_WRITTEN EXERCISE:_
Reproduce every entry exactly.

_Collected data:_
──────
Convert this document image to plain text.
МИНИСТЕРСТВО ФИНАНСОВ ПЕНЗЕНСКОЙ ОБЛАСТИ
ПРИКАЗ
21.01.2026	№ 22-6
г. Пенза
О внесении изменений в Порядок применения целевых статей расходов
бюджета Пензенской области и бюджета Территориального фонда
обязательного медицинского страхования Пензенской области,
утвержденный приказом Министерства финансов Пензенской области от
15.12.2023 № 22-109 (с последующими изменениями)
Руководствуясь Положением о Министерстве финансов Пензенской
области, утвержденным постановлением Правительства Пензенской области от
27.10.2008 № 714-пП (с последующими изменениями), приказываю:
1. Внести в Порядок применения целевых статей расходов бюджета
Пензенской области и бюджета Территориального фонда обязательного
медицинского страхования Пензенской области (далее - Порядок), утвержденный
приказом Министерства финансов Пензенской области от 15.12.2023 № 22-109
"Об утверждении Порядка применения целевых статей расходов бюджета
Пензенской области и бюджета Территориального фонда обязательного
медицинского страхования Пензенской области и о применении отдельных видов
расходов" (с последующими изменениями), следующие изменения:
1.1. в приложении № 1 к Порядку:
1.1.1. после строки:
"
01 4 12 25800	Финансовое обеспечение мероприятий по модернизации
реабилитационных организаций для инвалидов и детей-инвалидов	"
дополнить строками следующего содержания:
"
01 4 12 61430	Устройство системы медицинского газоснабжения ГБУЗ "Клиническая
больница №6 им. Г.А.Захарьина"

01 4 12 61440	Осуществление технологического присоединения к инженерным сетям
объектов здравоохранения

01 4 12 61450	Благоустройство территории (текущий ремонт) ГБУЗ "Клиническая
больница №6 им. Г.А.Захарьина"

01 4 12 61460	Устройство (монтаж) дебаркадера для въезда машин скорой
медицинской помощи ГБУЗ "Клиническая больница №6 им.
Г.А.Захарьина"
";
──────
_SOLUTION TO THIS TASK:_
Convert this document image to plain text.
МИНИСТЕРСТВО ФИНАНСОВ ПЕНЗЕНСКОЙ ОБЛАСТИ
ПРИКАЗ
21.01.2026	№ 22-6
г. Пенза
О внесении изменений в Порядок применения целевых статей расходов
бюджета Пензенской области и бюджета Территориального фонда
обязательного медицинского страхования Пензенской области,
утвержденный приказом Министерства финансов Пензенской области от
15.12.2023 № 22-109 (с последующими изменениями)
Руководствуясь Положением о Министерстве финансов Пензенской
области, утвержденным постановлением Правительства Пензенской области от
27.10.2008 № 714-пП (с последующими изменениями), приказываю:
1. Внести в Порядок применения целевых статей расходов бюджета
Пензенской области и бюджета Территориального фонда обязательного
медицинского страхования Пензенской области (далее - Порядок), утвержденный
приказом Министерства финансов Пензенской области от 15.12.2023 № 22-109
"Об утверждении Порядка применения целевых статей расходов бюджета
Пензенской области и бюджета Территориального фонда обязательного
медицинского страхования Пензенской области и о применении отдельных видов
расходов" (с последующими изменениями), следующие изменения:
1.1. в приложении № 1 к Порядку:
1.1.1. после строки:
"
01 4 12 25800	Финансовое обеспечение мероприятий по модернизации
реабилитационных организаций для инвалидов и детей-инвалидов	"
дополнить строками следующего содержания:
"
01 4 12 61430	Устройство системы медицинского газоснабжения ГБУЗ "Клиническая
больница №6 им. Г.А.Захарьина"

01 4 12 61440	Осуществление технологического присоединения к инженерным сетям
объектов здравоохранения

01 4 12 61450	Благоустройство территории (текущий ремонт) ГБУЗ "Клиническая
больница №6 им. Г.А.Захарьина"

01 4 12 61460	Устройство (монтаж) дебаркадера для въезда машин скорой
медицинской помощи ГБУЗ "Клиническая больница №6 им.
Г.А.Захарьина"
";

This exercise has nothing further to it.